-- Source data start --
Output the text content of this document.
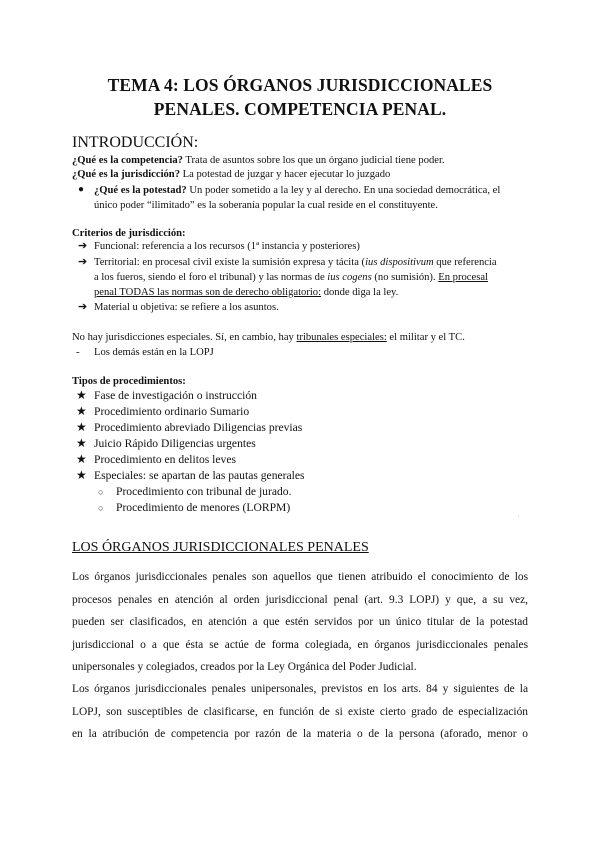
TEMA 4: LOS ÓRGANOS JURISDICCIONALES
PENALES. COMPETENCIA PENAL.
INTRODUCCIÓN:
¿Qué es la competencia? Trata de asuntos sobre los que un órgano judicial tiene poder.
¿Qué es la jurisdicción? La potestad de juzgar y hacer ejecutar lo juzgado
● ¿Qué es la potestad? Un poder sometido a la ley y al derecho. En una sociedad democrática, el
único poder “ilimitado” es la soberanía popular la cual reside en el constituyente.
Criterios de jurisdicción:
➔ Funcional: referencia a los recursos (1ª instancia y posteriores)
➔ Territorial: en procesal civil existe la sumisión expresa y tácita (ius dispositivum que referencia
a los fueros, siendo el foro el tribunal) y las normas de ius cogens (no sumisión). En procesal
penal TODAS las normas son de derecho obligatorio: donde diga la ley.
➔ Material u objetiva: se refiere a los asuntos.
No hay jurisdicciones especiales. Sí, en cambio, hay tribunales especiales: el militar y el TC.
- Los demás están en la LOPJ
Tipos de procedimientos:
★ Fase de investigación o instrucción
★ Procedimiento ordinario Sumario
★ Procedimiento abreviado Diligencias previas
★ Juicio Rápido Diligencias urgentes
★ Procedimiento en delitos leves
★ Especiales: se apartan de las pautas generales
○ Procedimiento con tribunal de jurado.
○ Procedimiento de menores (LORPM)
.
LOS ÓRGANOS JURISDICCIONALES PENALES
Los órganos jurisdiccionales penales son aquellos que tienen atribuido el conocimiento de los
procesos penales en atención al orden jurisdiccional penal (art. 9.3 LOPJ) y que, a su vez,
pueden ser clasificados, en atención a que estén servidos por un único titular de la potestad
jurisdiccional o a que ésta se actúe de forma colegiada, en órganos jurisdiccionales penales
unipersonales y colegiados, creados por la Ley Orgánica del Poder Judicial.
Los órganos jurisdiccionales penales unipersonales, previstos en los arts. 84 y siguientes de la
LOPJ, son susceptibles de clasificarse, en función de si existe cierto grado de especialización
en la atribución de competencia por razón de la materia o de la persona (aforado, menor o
-- Source data end --
-- Source data start --
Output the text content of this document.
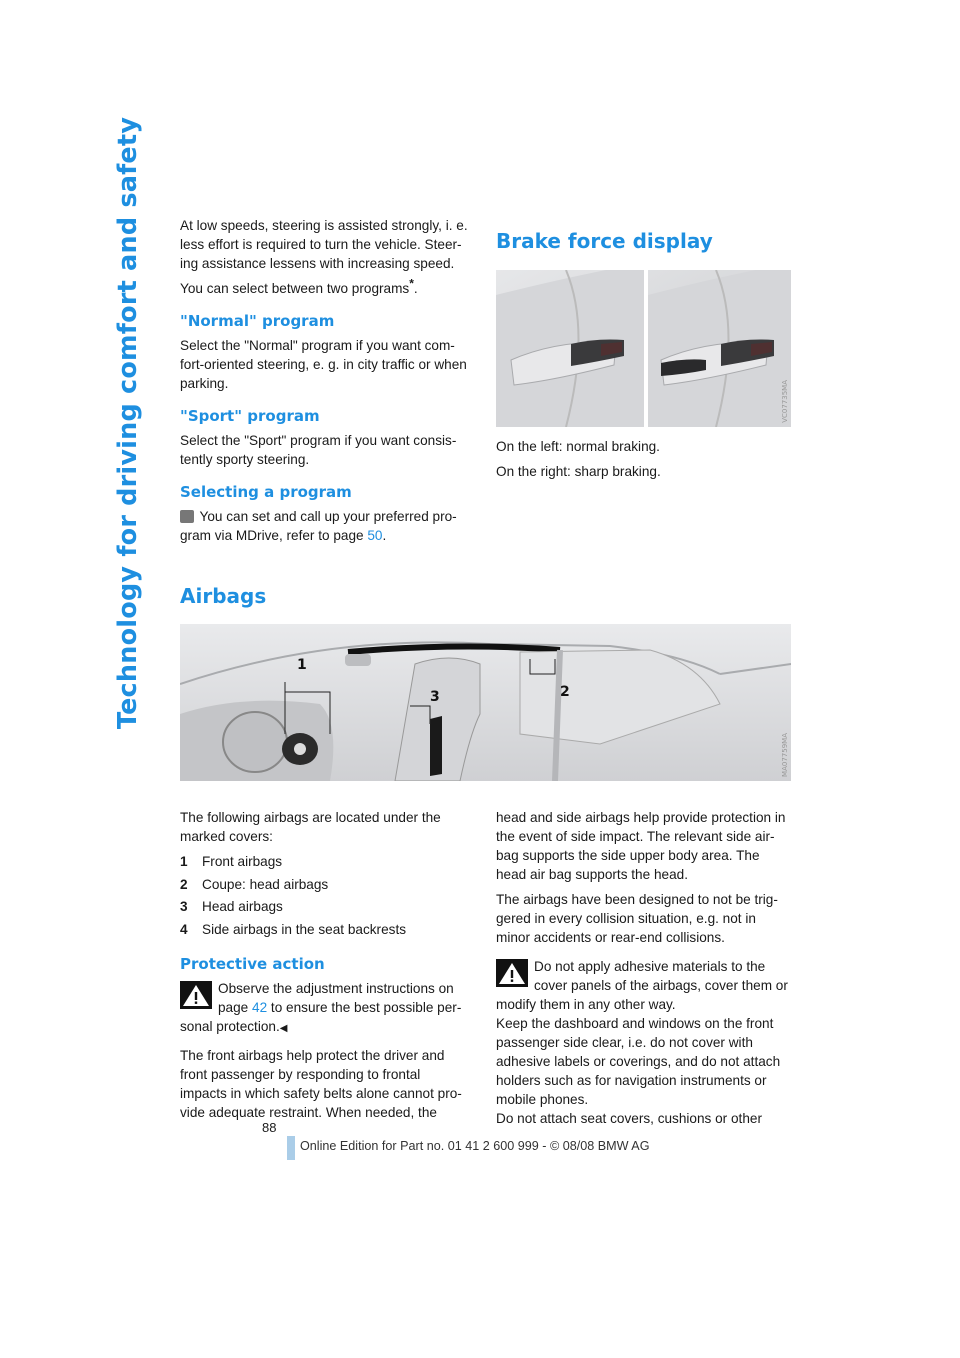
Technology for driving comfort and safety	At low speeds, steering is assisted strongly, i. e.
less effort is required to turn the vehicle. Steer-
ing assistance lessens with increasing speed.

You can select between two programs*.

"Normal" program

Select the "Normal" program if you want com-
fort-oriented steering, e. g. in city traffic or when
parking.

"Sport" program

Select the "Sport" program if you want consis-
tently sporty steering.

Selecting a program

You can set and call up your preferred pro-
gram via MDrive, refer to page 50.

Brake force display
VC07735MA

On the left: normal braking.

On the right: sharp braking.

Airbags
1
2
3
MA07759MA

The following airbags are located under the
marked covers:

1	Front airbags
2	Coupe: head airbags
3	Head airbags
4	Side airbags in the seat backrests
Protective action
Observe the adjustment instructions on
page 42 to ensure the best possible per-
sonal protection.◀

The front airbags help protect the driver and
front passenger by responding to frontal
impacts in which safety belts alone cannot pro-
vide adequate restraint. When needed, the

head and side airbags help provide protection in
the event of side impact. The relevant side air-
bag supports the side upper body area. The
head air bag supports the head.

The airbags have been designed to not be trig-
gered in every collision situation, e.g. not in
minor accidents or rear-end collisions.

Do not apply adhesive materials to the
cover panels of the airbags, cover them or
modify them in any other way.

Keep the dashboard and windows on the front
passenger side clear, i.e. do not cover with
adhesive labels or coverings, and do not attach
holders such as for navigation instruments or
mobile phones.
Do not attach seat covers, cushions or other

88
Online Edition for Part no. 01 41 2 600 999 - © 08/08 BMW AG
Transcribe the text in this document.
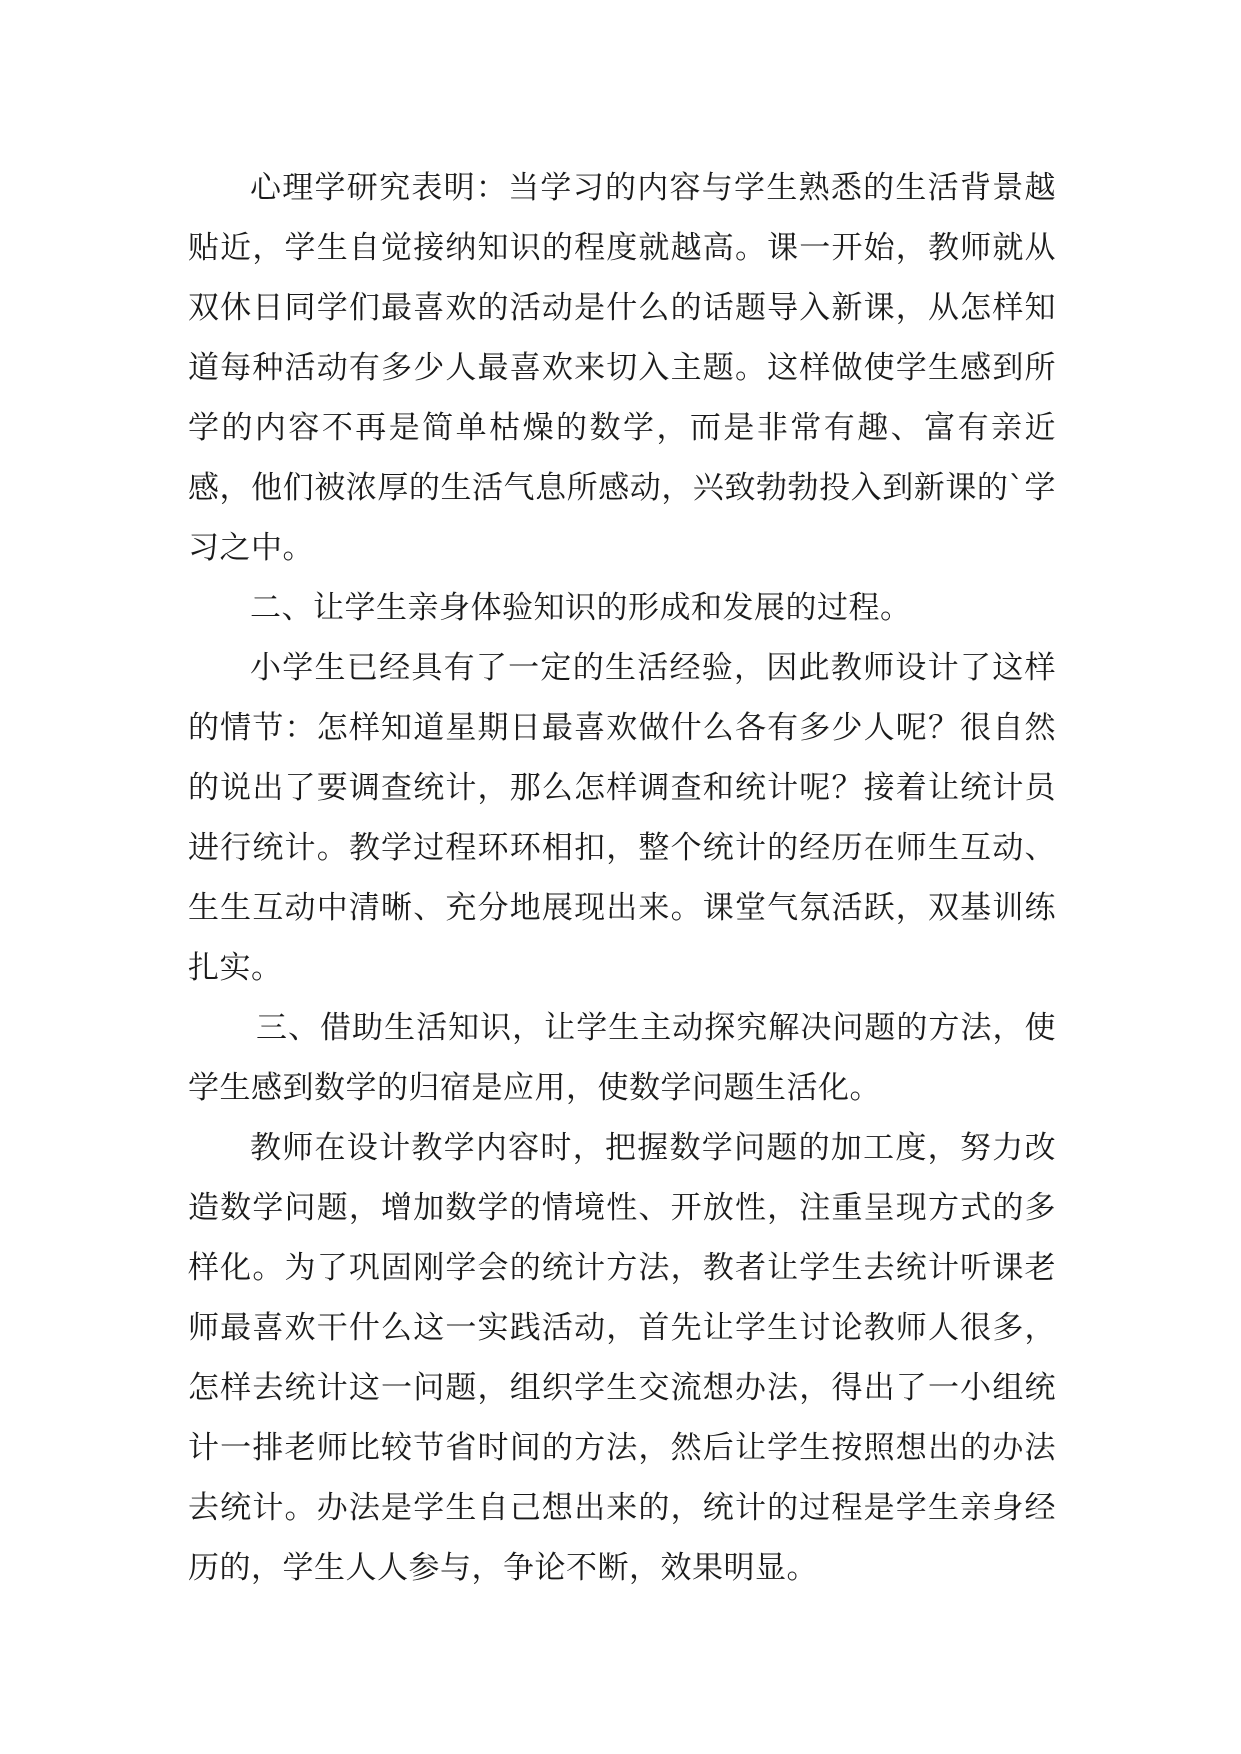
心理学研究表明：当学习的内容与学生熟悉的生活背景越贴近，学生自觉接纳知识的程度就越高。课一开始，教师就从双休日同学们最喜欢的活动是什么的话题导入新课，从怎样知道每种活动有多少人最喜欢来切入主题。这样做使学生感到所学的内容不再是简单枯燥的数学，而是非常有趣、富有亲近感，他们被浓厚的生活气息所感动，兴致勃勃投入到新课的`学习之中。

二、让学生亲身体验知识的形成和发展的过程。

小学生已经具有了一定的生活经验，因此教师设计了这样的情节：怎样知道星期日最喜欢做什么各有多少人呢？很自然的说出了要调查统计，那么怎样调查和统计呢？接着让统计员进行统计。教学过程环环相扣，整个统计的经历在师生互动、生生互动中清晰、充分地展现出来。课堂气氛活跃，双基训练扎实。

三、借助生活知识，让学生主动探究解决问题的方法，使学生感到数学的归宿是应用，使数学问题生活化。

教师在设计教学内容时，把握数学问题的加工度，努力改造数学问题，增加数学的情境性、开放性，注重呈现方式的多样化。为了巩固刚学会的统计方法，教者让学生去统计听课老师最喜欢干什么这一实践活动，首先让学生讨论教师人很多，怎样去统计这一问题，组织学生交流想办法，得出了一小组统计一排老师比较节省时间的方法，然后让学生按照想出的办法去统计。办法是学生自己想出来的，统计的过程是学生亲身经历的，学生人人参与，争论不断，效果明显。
-- Source data end --
Give every line of the material that includes the string "unipersonales".

The result ::
unipersonales y colegiados, creados por la Ley Orgánica del Poder Judicial.
Los órganos jurisdiccionales penales unipersonales, previstos en los arts. 84 y siguientes de la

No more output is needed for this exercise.